Records from a dataset:
[start]
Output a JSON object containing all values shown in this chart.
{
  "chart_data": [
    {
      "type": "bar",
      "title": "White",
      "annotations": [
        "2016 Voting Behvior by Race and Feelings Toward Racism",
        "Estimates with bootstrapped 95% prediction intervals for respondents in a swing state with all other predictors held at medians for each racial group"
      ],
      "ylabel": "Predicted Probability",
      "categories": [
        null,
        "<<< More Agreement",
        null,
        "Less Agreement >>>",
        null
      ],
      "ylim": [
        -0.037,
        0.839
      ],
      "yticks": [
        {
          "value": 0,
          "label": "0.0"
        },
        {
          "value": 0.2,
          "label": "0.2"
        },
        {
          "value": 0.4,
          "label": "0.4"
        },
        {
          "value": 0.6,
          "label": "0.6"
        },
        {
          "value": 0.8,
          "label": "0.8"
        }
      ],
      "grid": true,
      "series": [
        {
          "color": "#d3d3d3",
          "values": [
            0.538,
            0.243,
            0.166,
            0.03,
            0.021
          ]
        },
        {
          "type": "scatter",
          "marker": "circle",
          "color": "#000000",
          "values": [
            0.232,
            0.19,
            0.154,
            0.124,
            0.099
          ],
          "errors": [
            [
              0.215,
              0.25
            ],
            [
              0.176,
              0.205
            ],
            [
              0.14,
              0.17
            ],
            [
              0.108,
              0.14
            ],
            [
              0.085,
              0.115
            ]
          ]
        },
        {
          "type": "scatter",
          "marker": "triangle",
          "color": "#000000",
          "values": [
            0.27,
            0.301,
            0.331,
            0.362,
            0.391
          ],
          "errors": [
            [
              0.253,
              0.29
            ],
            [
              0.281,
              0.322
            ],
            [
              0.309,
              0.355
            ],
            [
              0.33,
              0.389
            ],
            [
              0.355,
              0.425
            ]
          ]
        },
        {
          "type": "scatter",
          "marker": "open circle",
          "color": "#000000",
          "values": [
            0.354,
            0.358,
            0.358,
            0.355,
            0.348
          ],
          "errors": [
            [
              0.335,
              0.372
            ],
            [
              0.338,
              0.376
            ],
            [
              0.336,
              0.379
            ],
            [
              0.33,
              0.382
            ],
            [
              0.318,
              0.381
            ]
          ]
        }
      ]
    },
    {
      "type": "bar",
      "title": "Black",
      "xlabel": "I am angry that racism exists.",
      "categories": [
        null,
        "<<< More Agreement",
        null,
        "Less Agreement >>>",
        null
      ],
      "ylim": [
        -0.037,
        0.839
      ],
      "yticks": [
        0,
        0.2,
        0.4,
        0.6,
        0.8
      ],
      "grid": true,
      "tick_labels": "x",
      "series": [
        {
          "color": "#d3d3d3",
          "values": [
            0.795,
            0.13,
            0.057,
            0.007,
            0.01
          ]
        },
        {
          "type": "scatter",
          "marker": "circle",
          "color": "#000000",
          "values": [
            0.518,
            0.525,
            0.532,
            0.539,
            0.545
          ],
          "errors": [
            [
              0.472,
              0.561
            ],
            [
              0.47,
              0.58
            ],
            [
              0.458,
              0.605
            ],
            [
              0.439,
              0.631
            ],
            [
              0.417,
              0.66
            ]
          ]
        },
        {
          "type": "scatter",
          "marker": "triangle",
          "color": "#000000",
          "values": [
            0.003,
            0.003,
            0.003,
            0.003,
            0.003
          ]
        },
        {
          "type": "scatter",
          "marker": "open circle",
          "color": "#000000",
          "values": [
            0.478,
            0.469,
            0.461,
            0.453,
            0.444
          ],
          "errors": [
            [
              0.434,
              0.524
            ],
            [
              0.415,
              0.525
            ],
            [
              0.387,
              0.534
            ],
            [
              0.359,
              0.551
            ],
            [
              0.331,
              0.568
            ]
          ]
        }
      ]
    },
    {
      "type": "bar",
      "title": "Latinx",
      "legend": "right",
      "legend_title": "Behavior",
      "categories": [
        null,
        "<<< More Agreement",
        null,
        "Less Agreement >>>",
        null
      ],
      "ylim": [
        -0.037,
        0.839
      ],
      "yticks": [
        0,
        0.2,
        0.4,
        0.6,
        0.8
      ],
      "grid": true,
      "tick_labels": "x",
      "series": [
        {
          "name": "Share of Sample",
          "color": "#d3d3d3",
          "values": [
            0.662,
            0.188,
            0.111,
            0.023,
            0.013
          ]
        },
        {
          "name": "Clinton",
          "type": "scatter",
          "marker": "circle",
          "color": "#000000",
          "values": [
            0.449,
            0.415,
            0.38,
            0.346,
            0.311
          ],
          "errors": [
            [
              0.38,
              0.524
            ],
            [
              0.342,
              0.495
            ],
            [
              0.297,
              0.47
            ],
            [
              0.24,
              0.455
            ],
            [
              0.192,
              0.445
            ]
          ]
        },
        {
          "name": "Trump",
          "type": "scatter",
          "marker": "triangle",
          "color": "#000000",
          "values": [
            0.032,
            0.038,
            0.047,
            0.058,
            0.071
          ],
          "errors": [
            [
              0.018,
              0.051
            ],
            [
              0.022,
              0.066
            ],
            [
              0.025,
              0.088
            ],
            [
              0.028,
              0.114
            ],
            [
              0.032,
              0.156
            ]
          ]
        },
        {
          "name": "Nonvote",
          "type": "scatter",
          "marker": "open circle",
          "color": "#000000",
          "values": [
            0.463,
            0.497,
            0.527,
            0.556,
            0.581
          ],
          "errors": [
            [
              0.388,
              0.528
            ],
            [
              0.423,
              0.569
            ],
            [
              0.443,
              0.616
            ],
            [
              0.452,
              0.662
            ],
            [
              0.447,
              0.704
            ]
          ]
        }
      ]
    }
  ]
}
[end]
**Goal**
Please repeat the listing above in full and exactly.

**Answer**
Output a JSON object containing all values shown in this chart.
{
  "chart_data": [
    {
      "type": "bar",
      "title": "White",
      "annotations": [
        "2016 Voting Behvior by Race and Feelings Toward Racism",
        "Estimates with bootstrapped 95% prediction intervals for respondents in a swing state with all other predictors held at medians for each racial group"
      ],
      "ylabel": "Predicted Probability",
      "categories": [
        null,
        "<<< More Agreement",
        null,
        "Less Agreement >>>",
        null
      ],
      "ylim": [
        -0.037,
        0.839
      ],
      "yticks": [
        {
          "value": 0,
          "label": "0.0"
        },
        {
          "value": 0.2,
          "label": "0.2"
        },
        {
          "value": 0.4,
          "label": "0.4"
        },
        {
          "value": 0.6,
          "label": "0.6"
        },
        {
          "value": 0.8,
          "label": "0.8"
        }
      ],
      "grid": true,
      "series": [
        {
          "color": "#d3d3d3",
          "values": [
            0.538,
            0.243,
            0.166,
            0.03,
            0.021
          ]
        },
        {
          "type": "scatter",
          "marker": "circle",
          "color": "#000000",
          "values": [
            0.232,
            0.19,
            0.154,
            0.124,
            0.099
          ],
          "errors": [
            [
              0.215,
              0.25
            ],
            [
              0.176,
              0.205
            ],
            [
              0.14,
              0.17
            ],
            [
              0.108,
              0.14
            ],
            [
              0.085,
              0.115
            ]
          ]
        },
        {
          "type": "scatter",
          "marker": "triangle",
          "color": "#000000",
          "values": [
            0.27,
            0.301,
            0.331,
            0.362,
            0.391
          ],
          "errors": [
            [
              0.253,
              0.29
            ],
            [
              0.281,
              0.322
            ],
            [
              0.309,
              0.355
            ],
            [
              0.33,
              0.389
            ],
            [
              0.355,
              0.425
            ]
          ]
        },
        {
          "type": "scatter",
          "marker": "open circle",
          "color": "#000000",
          "values": [
            0.354,
            0.358,
            0.358,
            0.355,
            0.348
          ],
          "errors": [
            [
              0.335,
              0.372
            ],
            [
              0.338,
              0.376
            ],
            [
              0.336,
              0.379
            ],
            [
              0.33,
              0.382
            ],
            [
              0.318,
              0.381
            ]
          ]
        }
      ]
    },
    {
      "type": "bar",
      "title": "Black",
      "xlabel": "I am angry that racism exists.",
      "categories": [
        null,
        "<<< More Agreement",
        null,
        "Less Agreement >>>",
        null
      ],
      "ylim": [
        -0.037,
        0.839
      ],
      "yticks": [
        0,
        0.2,
        0.4,
        0.6,
        0.8
      ],
      "grid": true,
      "tick_labels": "x",
      "series": [
        {
          "color": "#d3d3d3",
          "values": [
            0.795,
            0.13,
            0.057,
            0.007,
            0.01
          ]
        },
        {
          "type": "scatter",
          "marker": "circle",
          "color": "#000000",
          "values": [
            0.518,
            0.525,
            0.532,
            0.539,
            0.545
          ],
          "errors": [
            [
              0.472,
              0.561
            ],
            [
              0.47,
              0.58
            ],
            [
              0.458,
              0.605
            ],
            [
              0.439,
              0.631
            ],
            [
              0.417,
              0.66
            ]
          ]
        },
        {
          "type": "scatter",
          "marker": "triangle",
          "color": "#000000",
          "values": [
            0.003,
            0.003,
            0.003,
            0.003,
            0.003
          ]
        },
        {
          "type": "scatter",
          "marker": "open circle",
          "color": "#000000",
          "values": [
            0.478,
            0.469,
            0.461,
            0.453,
            0.444
          ],
          "errors": [
            [
              0.434,
              0.524
            ],
            [
              0.415,
              0.525
            ],
            [
              0.387,
              0.534
            ],
            [
              0.359,
              0.551
            ],
            [
              0.331,
              0.568
            ]
          ]
        }
      ]
    },
    {
      "type": "bar",
      "title": "Latinx",
      "legend": "right",
      "legend_title": "Behavior",
      "categories": [
        null,
        "<<< More Agreement",
        null,
        "Less Agreement >>>",
        null
      ],
      "ylim": [
        -0.037,
        0.839
      ],
      "yticks": [
        0,
        0.2,
        0.4,
        0.6,
        0.8
      ],
      "grid": true,
      "tick_labels": "x",
      "series": [
        {
          "name": "Share of Sample",
          "color": "#d3d3d3",
          "values": [
            0.662,
            0.188,
            0.111,
            0.023,
            0.013
          ]
        },
        {
          "name": "Clinton",
          "type": "scatter",
          "marker": "circle",
          "color": "#000000",
          "values": [
            0.449,
            0.415,
            0.38,
            0.346,
            0.311
          ],
          "errors": [
            [
              0.38,
              0.524
            ],
            [
              0.342,
              0.495
            ],
            [
              0.297,
              0.47
            ],
            [
              0.24,
              0.455
            ],
            [
              0.192,
              0.445
            ]
          ]
        },
        {
          "name": "Trump",
          "type": "scatter",
          "marker": "triangle",
          "color": "#000000",
          "values": [
            0.032,
            0.038,
            0.047,
            0.058,
            0.071
          ],
          "errors": [
            [
              0.018,
              0.051
            ],
            [
              0.022,
              0.066
            ],
            [
              0.025,
              0.088
            ],
            [
              0.028,
              0.114
            ],
            [
              0.032,
              0.156
            ]
          ]
        },
        {
          "name": "Nonvote",
          "type": "scatter",
          "marker": "open circle",
          "color": "#000000",
          "values": [
            0.463,
            0.497,
            0.527,
            0.556,
            0.581
          ],
          "errors": [
            [
              0.388,
              0.528
            ],
            [
              0.423,
              0.569
            ],
            [
              0.443,
              0.616
            ],
            [
              0.452,
              0.662
            ],
            [
              0.447,
              0.704
            ]
          ]
        }
      ]
    }
  ]
}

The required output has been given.